Records contained in a dataset:
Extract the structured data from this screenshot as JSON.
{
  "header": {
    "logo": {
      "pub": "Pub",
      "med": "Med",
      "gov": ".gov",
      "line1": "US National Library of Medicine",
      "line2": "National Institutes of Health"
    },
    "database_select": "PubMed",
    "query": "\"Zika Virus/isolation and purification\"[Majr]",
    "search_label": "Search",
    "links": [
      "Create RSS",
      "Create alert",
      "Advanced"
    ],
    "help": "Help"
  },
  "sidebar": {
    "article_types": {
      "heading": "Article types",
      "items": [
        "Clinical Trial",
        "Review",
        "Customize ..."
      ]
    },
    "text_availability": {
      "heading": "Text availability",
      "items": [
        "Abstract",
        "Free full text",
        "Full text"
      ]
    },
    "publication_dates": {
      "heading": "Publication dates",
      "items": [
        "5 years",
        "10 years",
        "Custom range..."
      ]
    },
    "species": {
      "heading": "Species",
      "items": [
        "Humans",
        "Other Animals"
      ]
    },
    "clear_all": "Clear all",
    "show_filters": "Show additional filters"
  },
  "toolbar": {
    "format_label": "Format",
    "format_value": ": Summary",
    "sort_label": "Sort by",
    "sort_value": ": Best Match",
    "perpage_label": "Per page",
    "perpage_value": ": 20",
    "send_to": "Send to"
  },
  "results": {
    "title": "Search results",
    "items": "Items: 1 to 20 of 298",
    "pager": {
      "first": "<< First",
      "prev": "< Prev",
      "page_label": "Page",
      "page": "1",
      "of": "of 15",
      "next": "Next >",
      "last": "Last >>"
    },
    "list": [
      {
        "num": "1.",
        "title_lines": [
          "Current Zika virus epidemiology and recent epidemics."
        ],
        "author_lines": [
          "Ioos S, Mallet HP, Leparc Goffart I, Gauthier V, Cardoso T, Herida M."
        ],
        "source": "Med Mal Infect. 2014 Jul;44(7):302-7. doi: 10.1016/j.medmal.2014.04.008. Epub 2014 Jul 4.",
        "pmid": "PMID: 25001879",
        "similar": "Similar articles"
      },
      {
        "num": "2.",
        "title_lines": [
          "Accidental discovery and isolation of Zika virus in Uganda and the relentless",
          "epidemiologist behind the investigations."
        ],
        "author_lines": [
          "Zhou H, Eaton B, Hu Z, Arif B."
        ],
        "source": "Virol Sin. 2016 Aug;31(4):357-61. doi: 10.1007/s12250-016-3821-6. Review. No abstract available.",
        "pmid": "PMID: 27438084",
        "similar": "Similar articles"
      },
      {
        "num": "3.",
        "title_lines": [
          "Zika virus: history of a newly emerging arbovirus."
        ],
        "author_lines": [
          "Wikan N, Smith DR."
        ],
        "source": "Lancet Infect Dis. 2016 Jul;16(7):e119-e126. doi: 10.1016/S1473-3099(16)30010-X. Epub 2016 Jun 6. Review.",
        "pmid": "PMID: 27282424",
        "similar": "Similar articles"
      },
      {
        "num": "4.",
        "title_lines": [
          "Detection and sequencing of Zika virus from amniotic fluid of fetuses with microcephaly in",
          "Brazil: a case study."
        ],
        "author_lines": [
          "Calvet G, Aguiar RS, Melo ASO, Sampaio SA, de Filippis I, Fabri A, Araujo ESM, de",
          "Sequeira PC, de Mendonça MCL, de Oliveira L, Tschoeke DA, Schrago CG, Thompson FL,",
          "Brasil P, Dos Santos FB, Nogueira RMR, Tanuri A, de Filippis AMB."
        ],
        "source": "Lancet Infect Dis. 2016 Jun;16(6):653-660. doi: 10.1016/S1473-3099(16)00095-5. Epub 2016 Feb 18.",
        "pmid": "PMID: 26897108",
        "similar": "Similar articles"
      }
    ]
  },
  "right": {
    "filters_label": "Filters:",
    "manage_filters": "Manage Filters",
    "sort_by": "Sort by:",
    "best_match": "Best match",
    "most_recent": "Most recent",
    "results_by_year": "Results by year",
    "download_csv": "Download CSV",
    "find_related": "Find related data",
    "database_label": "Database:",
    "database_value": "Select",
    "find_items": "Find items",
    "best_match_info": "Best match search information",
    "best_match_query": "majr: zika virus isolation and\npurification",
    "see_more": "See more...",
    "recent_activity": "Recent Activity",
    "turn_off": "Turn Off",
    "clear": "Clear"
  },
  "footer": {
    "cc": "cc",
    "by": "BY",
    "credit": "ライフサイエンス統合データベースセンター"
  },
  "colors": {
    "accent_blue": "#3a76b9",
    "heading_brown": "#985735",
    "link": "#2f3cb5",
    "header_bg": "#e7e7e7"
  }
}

▶ [TASK DIRECTIONS]:
Retyping the data above exactly and in full is the task.

▶ [SOLUTION TO THE EXERCISE]:
Extract the structured data from this screenshot as JSON.
{
  "header": {
    "logo": {
      "pub": "Pub",
      "med": "Med",
      "gov": ".gov",
      "line1": "US National Library of Medicine",
      "line2": "National Institutes of Health"
    },
    "database_select": "PubMed",
    "query": "\"Zika Virus/isolation and purification\"[Majr]",
    "search_label": "Search",
    "links": [
      "Create RSS",
      "Create alert",
      "Advanced"
    ],
    "help": "Help"
  },
  "sidebar": {
    "article_types": {
      "heading": "Article types",
      "items": [
        "Clinical Trial",
        "Review",
        "Customize ..."
      ]
    },
    "text_availability": {
      "heading": "Text availability",
      "items": [
        "Abstract",
        "Free full text",
        "Full text"
      ]
    },
    "publication_dates": {
      "heading": "Publication dates",
      "items": [
        "5 years",
        "10 years",
        "Custom range..."
      ]
    },
    "species": {
      "heading": "Species",
      "items": [
        "Humans",
        "Other Animals"
      ]
    },
    "clear_all": "Clear all",
    "show_filters": "Show additional filters"
  },
  "toolbar": {
    "format_label": "Format",
    "format_value": ": Summary",
    "sort_label": "Sort by",
    "sort_value": ": Best Match",
    "perpage_label": "Per page",
    "perpage_value": ": 20",
    "send_to": "Send to"
  },
  "results": {
    "title": "Search results",
    "items": "Items: 1 to 20 of 298",
    "pager": {
      "first": "<< First",
      "prev": "< Prev",
      "page_label": "Page",
      "page": "1",
      "of": "of 15",
      "next": "Next >",
      "last": "Last >>"
    },
    "list": [
      {
        "num": "1.",
        "title_lines": [
          "Current Zika virus epidemiology and recent epidemics."
        ],
        "author_lines": [
          "Ioos S, Mallet HP, Leparc Goffart I, Gauthier V, Cardoso T, Herida M."
        ],
        "source": "Med Mal Infect. 2014 Jul;44(7):302-7. doi: 10.1016/j.medmal.2014.04.008. Epub 2014 Jul 4.",
        "pmid": "PMID: 25001879",
        "similar": "Similar articles"
      },
      {
        "num": "2.",
        "title_lines": [
          "Accidental discovery and isolation of Zika virus in Uganda and the relentless",
          "epidemiologist behind the investigations."
        ],
        "author_lines": [
          "Zhou H, Eaton B, Hu Z, Arif B."
        ],
        "source": "Virol Sin. 2016 Aug;31(4):357-61. doi: 10.1007/s12250-016-3821-6. Review. No abstract available.",
        "pmid": "PMID: 27438084",
        "similar": "Similar articles"
      },
      {
        "num": "3.",
        "title_lines": [
          "Zika virus: history of a newly emerging arbovirus."
        ],
        "author_lines": [
          "Wikan N, Smith DR."
        ],
        "source": "Lancet Infect Dis. 2016 Jul;16(7):e119-e126. doi: 10.1016/S1473-3099(16)30010-X. Epub 2016 Jun 6. Review.",
        "pmid": "PMID: 27282424",
        "similar": "Similar articles"
      },
      {
        "num": "4.",
        "title_lines": [
          "Detection and sequencing of Zika virus from amniotic fluid of fetuses with microcephaly in",
          "Brazil: a case study."
        ],
        "author_lines": [
          "Calvet G, Aguiar RS, Melo ASO, Sampaio SA, de Filippis I, Fabri A, Araujo ESM, de",
          "Sequeira PC, de Mendonça MCL, de Oliveira L, Tschoeke DA, Schrago CG, Thompson FL,",
          "Brasil P, Dos Santos FB, Nogueira RMR, Tanuri A, de Filippis AMB."
        ],
        "source": "Lancet Infect Dis. 2016 Jun;16(6):653-660. doi: 10.1016/S1473-3099(16)00095-5. Epub 2016 Feb 18.",
        "pmid": "PMID: 26897108",
        "similar": "Similar articles"
      }
    ]
  },
  "right": {
    "filters_label": "Filters:",
    "manage_filters": "Manage Filters",
    "sort_by": "Sort by:",
    "best_match": "Best match",
    "most_recent": "Most recent",
    "results_by_year": "Results by year",
    "download_csv": "Download CSV",
    "find_related": "Find related data",
    "database_label": "Database:",
    "database_value": "Select",
    "find_items": "Find items",
    "best_match_info": "Best match search information",
    "best_match_query": "majr: zika virus isolation and\npurification",
    "see_more": "See more...",
    "recent_activity": "Recent Activity",
    "turn_off": "Turn Off",
    "clear": "Clear"
  },
  "footer": {
    "cc": "cc",
    "by": "BY",
    "credit": "ライフサイエンス統合データベースセンター"
  },
  "colors": {
    "accent_blue": "#3a76b9",
    "heading_brown": "#985735",
    "link": "#2f3cb5",
    "header_bg": "#e7e7e7"
  }
}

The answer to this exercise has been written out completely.